- [EXERCISE OBJECTIVE] Render each line of the items below as a numbered list, skipping blank lines and leaving out the pictures.

- [RAW RECORDS]
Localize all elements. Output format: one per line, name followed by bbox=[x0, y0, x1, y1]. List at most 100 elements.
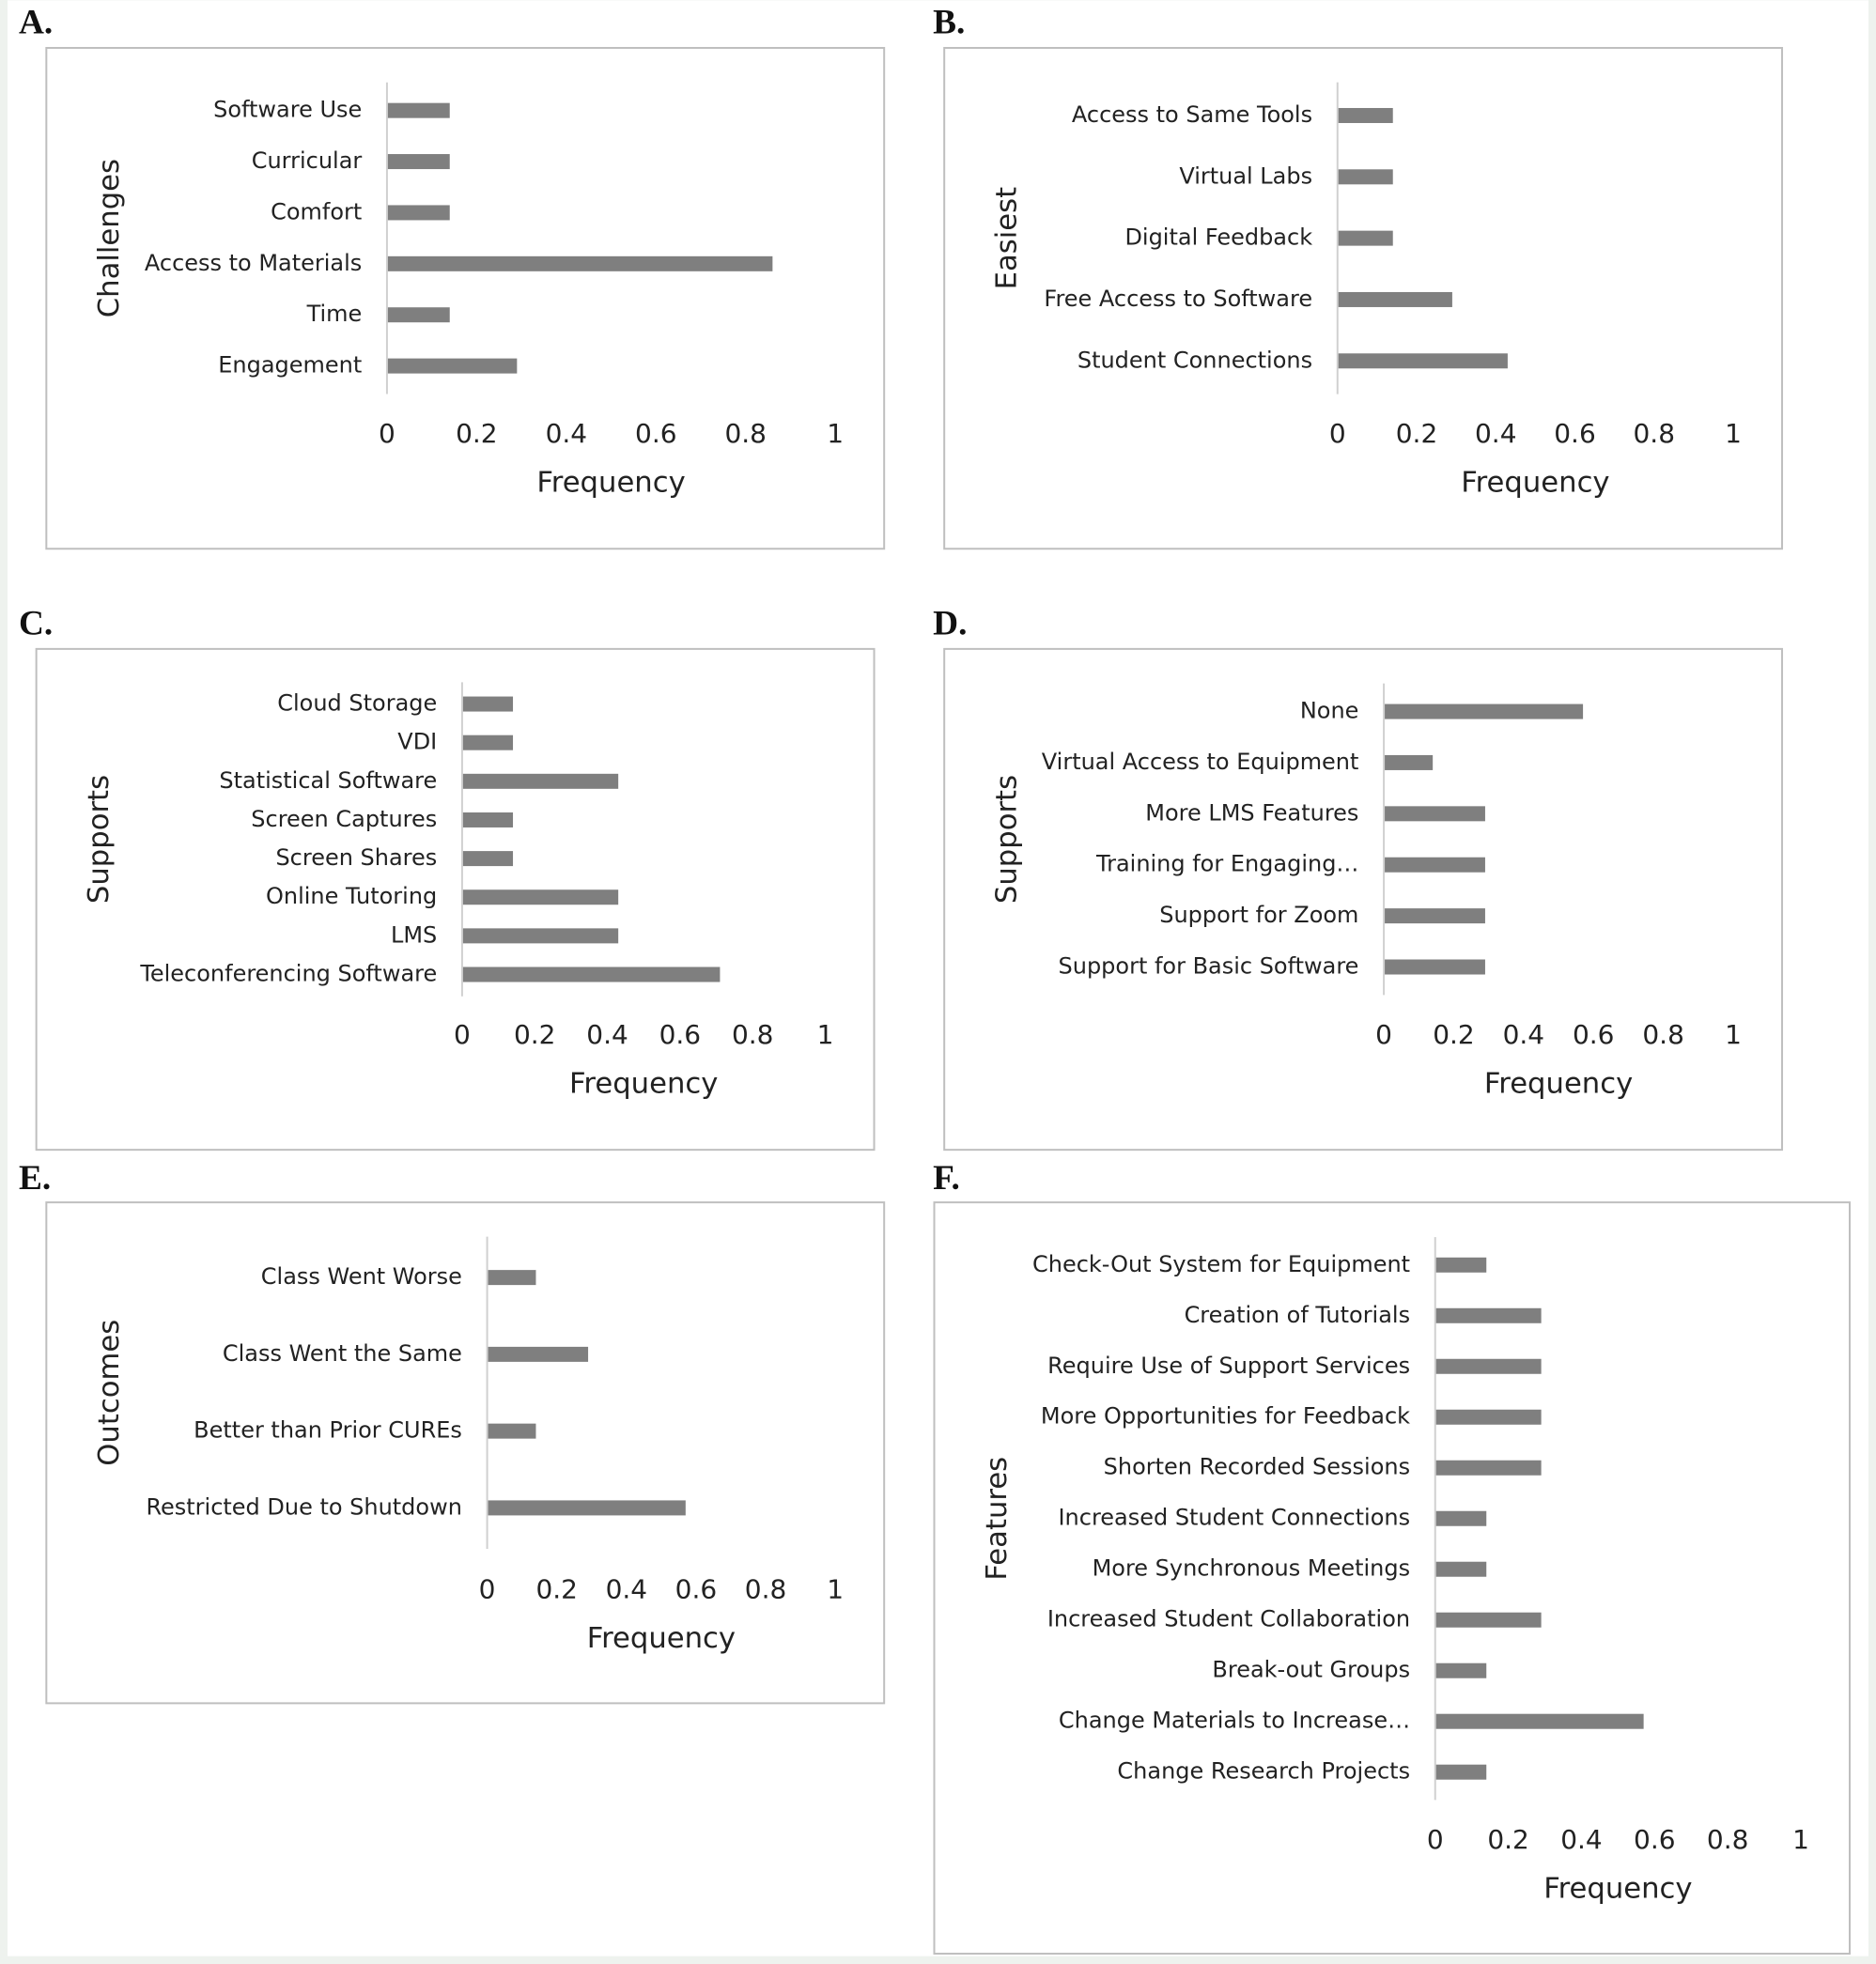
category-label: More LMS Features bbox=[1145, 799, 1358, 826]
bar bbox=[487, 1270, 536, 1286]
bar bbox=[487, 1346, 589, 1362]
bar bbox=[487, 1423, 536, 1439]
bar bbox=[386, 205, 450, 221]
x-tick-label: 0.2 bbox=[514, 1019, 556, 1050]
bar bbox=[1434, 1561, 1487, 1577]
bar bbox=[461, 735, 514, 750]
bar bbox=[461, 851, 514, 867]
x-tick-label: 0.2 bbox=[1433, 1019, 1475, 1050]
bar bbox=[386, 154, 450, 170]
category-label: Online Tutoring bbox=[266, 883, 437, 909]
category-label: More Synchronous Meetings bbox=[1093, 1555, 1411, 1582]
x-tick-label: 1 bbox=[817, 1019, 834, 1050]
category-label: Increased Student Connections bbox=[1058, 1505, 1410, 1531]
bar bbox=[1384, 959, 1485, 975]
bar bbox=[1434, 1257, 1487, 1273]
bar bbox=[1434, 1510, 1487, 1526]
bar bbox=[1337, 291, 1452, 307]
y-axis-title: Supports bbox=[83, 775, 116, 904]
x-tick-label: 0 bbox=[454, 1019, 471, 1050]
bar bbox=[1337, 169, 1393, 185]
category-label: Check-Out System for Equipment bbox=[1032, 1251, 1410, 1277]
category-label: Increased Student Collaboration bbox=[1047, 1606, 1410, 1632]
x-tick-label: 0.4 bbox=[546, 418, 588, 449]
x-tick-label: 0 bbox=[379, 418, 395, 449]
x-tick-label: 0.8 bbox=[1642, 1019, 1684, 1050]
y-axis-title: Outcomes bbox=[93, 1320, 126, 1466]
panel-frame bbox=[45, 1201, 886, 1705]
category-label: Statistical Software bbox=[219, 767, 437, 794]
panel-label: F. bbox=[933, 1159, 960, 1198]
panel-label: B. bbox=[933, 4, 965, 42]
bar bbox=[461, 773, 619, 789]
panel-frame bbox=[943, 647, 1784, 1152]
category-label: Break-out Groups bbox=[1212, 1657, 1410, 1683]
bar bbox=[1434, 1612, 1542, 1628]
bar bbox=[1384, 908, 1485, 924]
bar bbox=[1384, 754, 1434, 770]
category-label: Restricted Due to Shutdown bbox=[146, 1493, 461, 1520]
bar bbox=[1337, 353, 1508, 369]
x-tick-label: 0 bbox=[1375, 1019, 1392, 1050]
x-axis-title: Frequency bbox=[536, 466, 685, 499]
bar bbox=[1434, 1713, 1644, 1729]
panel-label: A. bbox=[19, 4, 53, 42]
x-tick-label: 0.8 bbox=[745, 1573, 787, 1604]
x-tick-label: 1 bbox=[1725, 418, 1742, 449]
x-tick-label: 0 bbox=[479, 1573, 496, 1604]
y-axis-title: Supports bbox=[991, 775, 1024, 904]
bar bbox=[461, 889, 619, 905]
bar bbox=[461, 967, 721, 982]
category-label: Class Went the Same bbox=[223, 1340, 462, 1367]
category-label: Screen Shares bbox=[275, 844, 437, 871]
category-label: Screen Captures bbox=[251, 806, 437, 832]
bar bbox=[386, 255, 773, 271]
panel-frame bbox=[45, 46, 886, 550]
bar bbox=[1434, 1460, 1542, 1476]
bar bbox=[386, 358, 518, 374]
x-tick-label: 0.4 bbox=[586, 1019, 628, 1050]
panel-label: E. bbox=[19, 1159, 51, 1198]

- [RESPONSE TO THE EXERCISE]
1. Localize all elements. Output format: one per line, name followed by bbox=[x0, y0, x1, y1]. List at most 100 elements.
2. category-label: More LMS Features bbox=[1145, 799, 1358, 826]
3. bar bbox=[487, 1270, 536, 1286]
4. bar bbox=[487, 1346, 589, 1362]
5. bar bbox=[487, 1423, 536, 1439]
6. bar bbox=[386, 205, 450, 221]
7. x-tick-label: 0.2 bbox=[514, 1019, 556, 1050]
8. bar bbox=[1434, 1561, 1487, 1577]
9. bar bbox=[461, 735, 514, 750]
10. bar bbox=[461, 851, 514, 867]
11. x-tick-label: 0.2 bbox=[1433, 1019, 1475, 1050]
12. bar bbox=[386, 154, 450, 170]
13. category-label: Online Tutoring bbox=[266, 883, 437, 909]
14. category-label: More Synchronous Meetings bbox=[1093, 1555, 1411, 1582]
15. x-tick-label: 1 bbox=[817, 1019, 834, 1050]
16. category-label: Increased Student Connections bbox=[1058, 1505, 1410, 1531]
17. bar bbox=[1384, 959, 1485, 975]
18. bar bbox=[1434, 1257, 1487, 1273]
19. bar bbox=[1434, 1510, 1487, 1526]
20. bar bbox=[1337, 291, 1452, 307]
21. y-axis-title: Supports bbox=[83, 775, 116, 904]
22. x-tick-label: 0 bbox=[454, 1019, 471, 1050]
23. bar bbox=[1337, 169, 1393, 185]
24. category-label: Check-Out System for Equipment bbox=[1032, 1251, 1410, 1277]
25. category-label: Increased Student Collaboration bbox=[1047, 1606, 1410, 1632]
26. x-tick-label: 0.4 bbox=[546, 418, 588, 449]
27. x-tick-label: 0 bbox=[379, 418, 395, 449]
28. x-tick-label: 0.8 bbox=[1642, 1019, 1684, 1050]
29. y-axis-title: Outcomes bbox=[93, 1320, 126, 1466]
30. panel-frame bbox=[45, 1201, 886, 1705]
31. category-label: Statistical Software bbox=[219, 767, 437, 794]
32. panel-label: F. bbox=[933, 1159, 960, 1198]
33. panel-label: B. bbox=[933, 4, 965, 42]
34. bar bbox=[461, 773, 619, 789]
35. panel-frame bbox=[943, 647, 1784, 1152]
36. category-label: Break-out Groups bbox=[1212, 1657, 1410, 1683]
37. bar bbox=[1434, 1612, 1542, 1628]
38. bar bbox=[1384, 908, 1485, 924]
39. bar bbox=[1384, 754, 1434, 770]
40. category-label: Restricted Due to Shutdown bbox=[146, 1493, 461, 1520]
41. bar bbox=[1337, 353, 1508, 369]
42. x-tick-label: 0 bbox=[1375, 1019, 1392, 1050]
43. x-axis-title: Frequency bbox=[536, 466, 685, 499]
44. bar bbox=[1434, 1713, 1644, 1729]
45. panel-label: A. bbox=[19, 4, 53, 42]
46. x-tick-label: 0.8 bbox=[745, 1573, 787, 1604]
47. x-tick-label: 1 bbox=[1725, 418, 1742, 449]
48. x-tick-label: 0 bbox=[479, 1573, 496, 1604]
49. y-axis-title: Supports bbox=[991, 775, 1024, 904]
50. bar bbox=[461, 889, 619, 905]
51. bar bbox=[461, 967, 721, 982]
52. category-label: Class Went the Same bbox=[223, 1340, 462, 1367]
53. category-label: Screen Shares bbox=[275, 844, 437, 871]
54. category-label: Screen Captures bbox=[251, 806, 437, 832]
55. bar bbox=[386, 255, 773, 271]
56. panel-frame bbox=[45, 46, 886, 550]
57. bar bbox=[1434, 1460, 1542, 1476]
58. bar bbox=[386, 358, 518, 374]
59. x-tick-label: 0.4 bbox=[586, 1019, 628, 1050]
60. panel-label: E. bbox=[19, 1159, 51, 1198]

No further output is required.